> **Directions**
Pull out every line below that holds the word "통베이컨".
-- Start --
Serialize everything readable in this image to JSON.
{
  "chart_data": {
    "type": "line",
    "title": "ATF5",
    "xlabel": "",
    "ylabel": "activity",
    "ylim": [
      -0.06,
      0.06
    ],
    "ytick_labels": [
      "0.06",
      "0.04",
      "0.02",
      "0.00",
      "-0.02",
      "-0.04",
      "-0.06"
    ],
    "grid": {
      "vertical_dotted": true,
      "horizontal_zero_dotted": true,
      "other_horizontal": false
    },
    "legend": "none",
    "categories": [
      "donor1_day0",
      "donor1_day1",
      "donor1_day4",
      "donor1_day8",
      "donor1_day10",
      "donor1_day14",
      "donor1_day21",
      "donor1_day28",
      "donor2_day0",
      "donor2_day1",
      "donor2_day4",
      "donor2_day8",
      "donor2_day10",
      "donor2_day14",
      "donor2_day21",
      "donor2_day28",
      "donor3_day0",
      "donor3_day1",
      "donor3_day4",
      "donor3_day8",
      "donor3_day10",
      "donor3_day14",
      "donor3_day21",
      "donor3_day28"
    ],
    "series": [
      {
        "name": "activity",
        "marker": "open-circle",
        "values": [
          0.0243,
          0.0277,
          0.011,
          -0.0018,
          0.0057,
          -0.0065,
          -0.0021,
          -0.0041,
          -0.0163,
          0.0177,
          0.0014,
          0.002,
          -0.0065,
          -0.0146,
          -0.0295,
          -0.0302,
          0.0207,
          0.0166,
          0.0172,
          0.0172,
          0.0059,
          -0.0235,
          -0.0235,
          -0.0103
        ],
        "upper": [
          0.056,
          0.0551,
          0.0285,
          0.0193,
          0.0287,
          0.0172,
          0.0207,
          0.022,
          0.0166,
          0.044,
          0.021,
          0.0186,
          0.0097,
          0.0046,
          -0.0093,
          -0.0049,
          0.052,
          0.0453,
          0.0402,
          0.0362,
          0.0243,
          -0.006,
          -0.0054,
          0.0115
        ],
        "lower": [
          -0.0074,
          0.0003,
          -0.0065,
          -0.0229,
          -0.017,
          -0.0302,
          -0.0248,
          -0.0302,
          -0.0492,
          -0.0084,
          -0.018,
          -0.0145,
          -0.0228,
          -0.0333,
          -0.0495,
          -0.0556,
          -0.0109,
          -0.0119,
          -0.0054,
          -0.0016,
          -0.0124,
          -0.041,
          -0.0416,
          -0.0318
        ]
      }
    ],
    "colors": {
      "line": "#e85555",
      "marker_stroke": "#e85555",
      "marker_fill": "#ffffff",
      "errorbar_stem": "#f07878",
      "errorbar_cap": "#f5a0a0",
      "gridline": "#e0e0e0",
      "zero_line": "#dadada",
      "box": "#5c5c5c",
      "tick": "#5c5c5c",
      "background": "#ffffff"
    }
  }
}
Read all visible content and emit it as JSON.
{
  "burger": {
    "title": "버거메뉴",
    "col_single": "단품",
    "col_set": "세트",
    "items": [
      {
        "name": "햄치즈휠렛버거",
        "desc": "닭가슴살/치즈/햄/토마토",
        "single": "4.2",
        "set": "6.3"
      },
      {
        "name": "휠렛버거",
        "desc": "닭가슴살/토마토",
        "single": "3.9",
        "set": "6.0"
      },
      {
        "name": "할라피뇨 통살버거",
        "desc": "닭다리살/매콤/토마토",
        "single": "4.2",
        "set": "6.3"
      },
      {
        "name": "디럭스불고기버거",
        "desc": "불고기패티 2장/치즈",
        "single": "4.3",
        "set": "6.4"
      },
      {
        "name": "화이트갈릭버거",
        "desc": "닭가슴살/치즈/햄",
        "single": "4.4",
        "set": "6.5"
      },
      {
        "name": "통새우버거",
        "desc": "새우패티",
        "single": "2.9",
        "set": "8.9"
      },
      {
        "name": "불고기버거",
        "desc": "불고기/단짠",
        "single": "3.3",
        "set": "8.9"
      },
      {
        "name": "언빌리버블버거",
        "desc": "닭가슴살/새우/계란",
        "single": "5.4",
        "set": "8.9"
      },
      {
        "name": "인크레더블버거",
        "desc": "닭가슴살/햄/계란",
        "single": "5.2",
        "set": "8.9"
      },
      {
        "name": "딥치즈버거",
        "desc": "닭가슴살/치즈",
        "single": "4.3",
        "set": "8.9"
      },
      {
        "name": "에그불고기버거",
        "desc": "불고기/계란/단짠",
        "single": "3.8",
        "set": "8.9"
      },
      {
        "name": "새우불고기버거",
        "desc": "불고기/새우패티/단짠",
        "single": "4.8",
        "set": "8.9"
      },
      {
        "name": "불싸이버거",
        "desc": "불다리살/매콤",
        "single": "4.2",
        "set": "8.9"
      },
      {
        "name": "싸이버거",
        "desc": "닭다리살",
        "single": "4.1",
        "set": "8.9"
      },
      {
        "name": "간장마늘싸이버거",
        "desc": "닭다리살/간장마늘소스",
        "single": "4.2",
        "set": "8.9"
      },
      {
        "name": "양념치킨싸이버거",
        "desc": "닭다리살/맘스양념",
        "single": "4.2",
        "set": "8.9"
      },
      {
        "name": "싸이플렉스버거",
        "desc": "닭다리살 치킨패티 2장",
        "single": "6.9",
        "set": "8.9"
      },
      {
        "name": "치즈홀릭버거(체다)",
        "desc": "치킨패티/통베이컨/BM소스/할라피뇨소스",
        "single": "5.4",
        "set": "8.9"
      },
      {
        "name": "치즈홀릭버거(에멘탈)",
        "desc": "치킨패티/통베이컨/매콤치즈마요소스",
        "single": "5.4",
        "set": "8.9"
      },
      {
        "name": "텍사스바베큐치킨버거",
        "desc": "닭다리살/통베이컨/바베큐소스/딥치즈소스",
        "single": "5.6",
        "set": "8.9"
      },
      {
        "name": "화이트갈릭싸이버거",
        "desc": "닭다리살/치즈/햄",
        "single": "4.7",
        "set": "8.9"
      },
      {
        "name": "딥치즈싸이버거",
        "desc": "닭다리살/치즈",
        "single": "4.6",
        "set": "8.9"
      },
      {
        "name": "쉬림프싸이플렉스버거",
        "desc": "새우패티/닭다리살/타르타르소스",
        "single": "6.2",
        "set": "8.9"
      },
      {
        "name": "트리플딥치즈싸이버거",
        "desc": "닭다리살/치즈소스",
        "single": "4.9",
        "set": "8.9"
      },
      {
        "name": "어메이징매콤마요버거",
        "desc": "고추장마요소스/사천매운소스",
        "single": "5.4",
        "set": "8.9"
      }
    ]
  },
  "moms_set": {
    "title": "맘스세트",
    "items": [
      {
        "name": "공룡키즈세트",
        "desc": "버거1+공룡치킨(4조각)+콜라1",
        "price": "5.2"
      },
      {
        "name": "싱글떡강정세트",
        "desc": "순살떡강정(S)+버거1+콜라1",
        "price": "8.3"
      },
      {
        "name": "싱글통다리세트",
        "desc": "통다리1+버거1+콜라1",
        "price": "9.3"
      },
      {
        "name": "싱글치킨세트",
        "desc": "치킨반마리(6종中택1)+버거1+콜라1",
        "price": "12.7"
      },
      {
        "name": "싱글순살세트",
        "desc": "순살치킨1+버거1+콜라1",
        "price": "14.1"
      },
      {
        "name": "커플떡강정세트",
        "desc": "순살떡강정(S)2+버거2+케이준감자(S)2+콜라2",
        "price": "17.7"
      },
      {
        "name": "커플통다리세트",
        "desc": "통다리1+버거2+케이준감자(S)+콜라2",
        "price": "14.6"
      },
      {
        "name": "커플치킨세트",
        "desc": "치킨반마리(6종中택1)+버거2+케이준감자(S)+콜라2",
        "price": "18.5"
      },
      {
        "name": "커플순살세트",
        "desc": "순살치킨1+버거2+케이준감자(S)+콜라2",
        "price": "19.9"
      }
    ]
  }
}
-- End --
> **Problem solution**
        "desc": "치킨패티/통베이컨/BM소스/할라피뇨소스",
        "desc": "치킨패티/통베이컨/매콤치즈마요소스",
        "desc": "닭다리살/통베이컨/바베큐소스/딥치즈소스",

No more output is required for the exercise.